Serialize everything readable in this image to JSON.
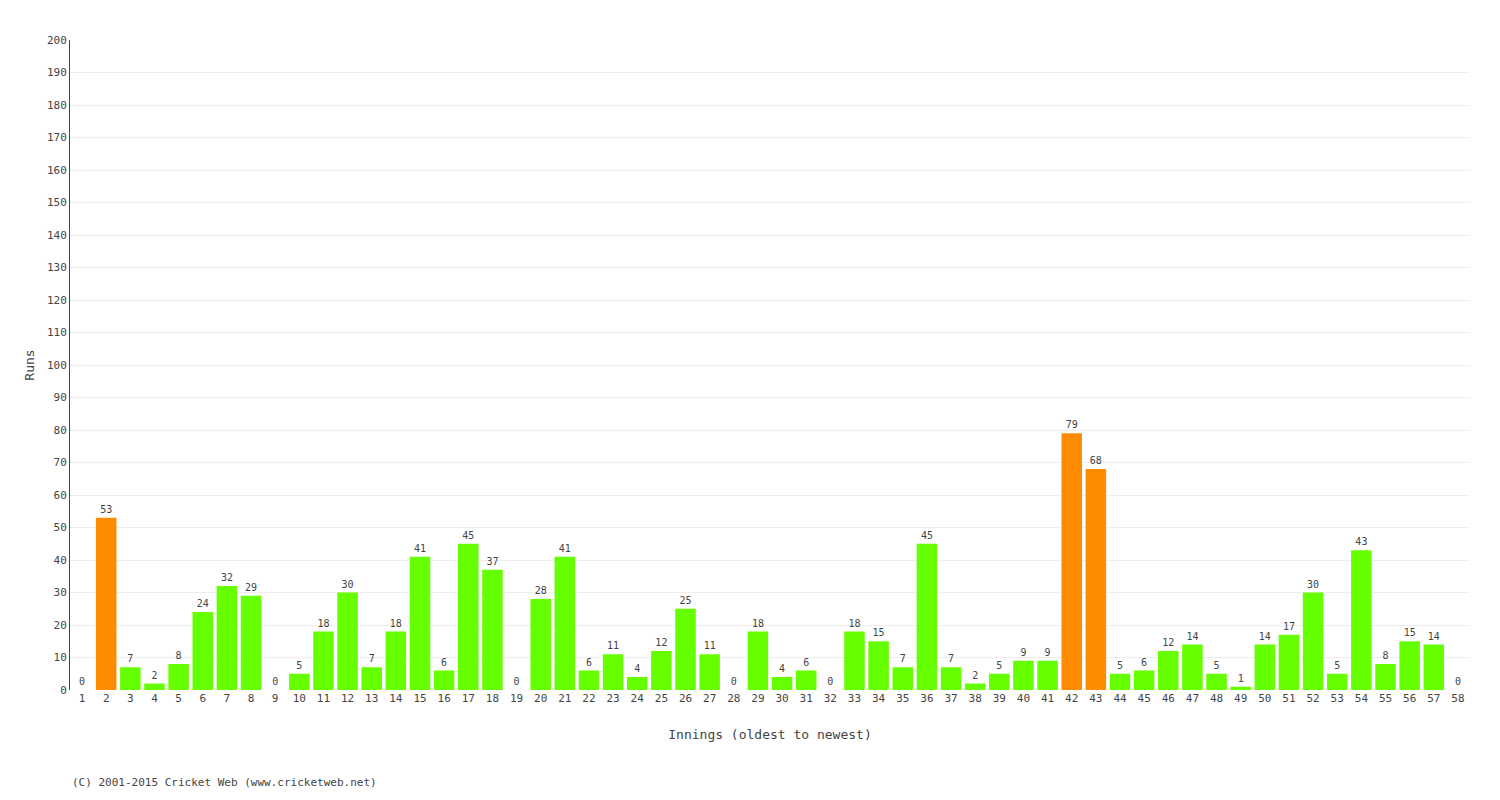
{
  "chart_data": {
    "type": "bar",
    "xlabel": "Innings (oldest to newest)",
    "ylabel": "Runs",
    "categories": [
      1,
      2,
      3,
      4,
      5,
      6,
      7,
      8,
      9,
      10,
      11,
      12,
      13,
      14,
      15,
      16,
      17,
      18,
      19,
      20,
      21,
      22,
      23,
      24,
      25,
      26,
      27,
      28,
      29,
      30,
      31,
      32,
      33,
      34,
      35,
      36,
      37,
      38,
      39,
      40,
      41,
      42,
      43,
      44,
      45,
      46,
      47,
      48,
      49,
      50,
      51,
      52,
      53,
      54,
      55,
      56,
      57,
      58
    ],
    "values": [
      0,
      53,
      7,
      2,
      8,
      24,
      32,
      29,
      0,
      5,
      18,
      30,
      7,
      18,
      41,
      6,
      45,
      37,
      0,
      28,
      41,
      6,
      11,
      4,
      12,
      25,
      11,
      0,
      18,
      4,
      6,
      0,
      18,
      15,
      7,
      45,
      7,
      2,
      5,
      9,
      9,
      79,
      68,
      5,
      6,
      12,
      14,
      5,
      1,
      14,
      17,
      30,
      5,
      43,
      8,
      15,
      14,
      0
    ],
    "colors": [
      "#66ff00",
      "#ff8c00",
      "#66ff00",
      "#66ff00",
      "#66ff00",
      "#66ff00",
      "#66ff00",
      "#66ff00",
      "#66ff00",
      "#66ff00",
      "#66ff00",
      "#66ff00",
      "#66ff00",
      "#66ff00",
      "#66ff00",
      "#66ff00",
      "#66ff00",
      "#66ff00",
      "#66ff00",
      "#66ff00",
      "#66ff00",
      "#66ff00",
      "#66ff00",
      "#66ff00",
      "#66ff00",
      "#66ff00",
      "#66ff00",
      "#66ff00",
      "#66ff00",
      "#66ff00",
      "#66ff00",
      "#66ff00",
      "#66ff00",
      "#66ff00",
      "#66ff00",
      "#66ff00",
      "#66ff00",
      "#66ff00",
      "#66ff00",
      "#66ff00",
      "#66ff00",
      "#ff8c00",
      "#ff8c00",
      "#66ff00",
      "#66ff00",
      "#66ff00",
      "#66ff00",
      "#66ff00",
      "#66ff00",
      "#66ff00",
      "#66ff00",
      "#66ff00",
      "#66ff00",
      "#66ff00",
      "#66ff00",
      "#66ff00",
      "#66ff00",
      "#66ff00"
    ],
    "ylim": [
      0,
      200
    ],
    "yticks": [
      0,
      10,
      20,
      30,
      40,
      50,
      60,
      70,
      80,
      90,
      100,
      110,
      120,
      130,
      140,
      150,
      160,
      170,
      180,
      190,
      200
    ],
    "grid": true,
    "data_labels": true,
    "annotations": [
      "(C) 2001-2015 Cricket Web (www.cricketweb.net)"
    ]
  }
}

AIM OF THE TASK -
Pictures are not part of the copy; output everything else in the records exactly.

ANSWER FOR THE TASK -
Serialize everything readable in this image to JSON.
{
  "chart_data": {
    "type": "bar",
    "xlabel": "Innings (oldest to newest)",
    "ylabel": "Runs",
    "categories": [
      1,
      2,
      3,
      4,
      5,
      6,
      7,
      8,
      9,
      10,
      11,
      12,
      13,
      14,
      15,
      16,
      17,
      18,
      19,
      20,
      21,
      22,
      23,
      24,
      25,
      26,
      27,
      28,
      29,
      30,
      31,
      32,
      33,
      34,
      35,
      36,
      37,
      38,
      39,
      40,
      41,
      42,
      43,
      44,
      45,
      46,
      47,
      48,
      49,
      50,
      51,
      52,
      53,
      54,
      55,
      56,
      57,
      58
    ],
    "values": [
      0,
      53,
      7,
      2,
      8,
      24,
      32,
      29,
      0,
      5,
      18,
      30,
      7,
      18,
      41,
      6,
      45,
      37,
      0,
      28,
      41,
      6,
      11,
      4,
      12,
      25,
      11,
      0,
      18,
      4,
      6,
      0,
      18,
      15,
      7,
      45,
      7,
      2,
      5,
      9,
      9,
      79,
      68,
      5,
      6,
      12,
      14,
      5,
      1,
      14,
      17,
      30,
      5,
      43,
      8,
      15,
      14,
      0
    ],
    "colors": [
      "#66ff00",
      "#ff8c00",
      "#66ff00",
      "#66ff00",
      "#66ff00",
      "#66ff00",
      "#66ff00",
      "#66ff00",
      "#66ff00",
      "#66ff00",
      "#66ff00",
      "#66ff00",
      "#66ff00",
      "#66ff00",
      "#66ff00",
      "#66ff00",
      "#66ff00",
      "#66ff00",
      "#66ff00",
      "#66ff00",
      "#66ff00",
      "#66ff00",
      "#66ff00",
      "#66ff00",
      "#66ff00",
      "#66ff00",
      "#66ff00",
      "#66ff00",
      "#66ff00",
      "#66ff00",
      "#66ff00",
      "#66ff00",
      "#66ff00",
      "#66ff00",
      "#66ff00",
      "#66ff00",
      "#66ff00",
      "#66ff00",
      "#66ff00",
      "#66ff00",
      "#66ff00",
      "#ff8c00",
      "#ff8c00",
      "#66ff00",
      "#66ff00",
      "#66ff00",
      "#66ff00",
      "#66ff00",
      "#66ff00",
      "#66ff00",
      "#66ff00",
      "#66ff00",
      "#66ff00",
      "#66ff00",
      "#66ff00",
      "#66ff00",
      "#66ff00",
      "#66ff00"
    ],
    "ylim": [
      0,
      200
    ],
    "yticks": [
      0,
      10,
      20,
      30,
      40,
      50,
      60,
      70,
      80,
      90,
      100,
      110,
      120,
      130,
      140,
      150,
      160,
      170,
      180,
      190,
      200
    ],
    "grid": true,
    "data_labels": true,
    "annotations": [
      "(C) 2001-2015 Cricket Web (www.cricketweb.net)"
    ]
  }
}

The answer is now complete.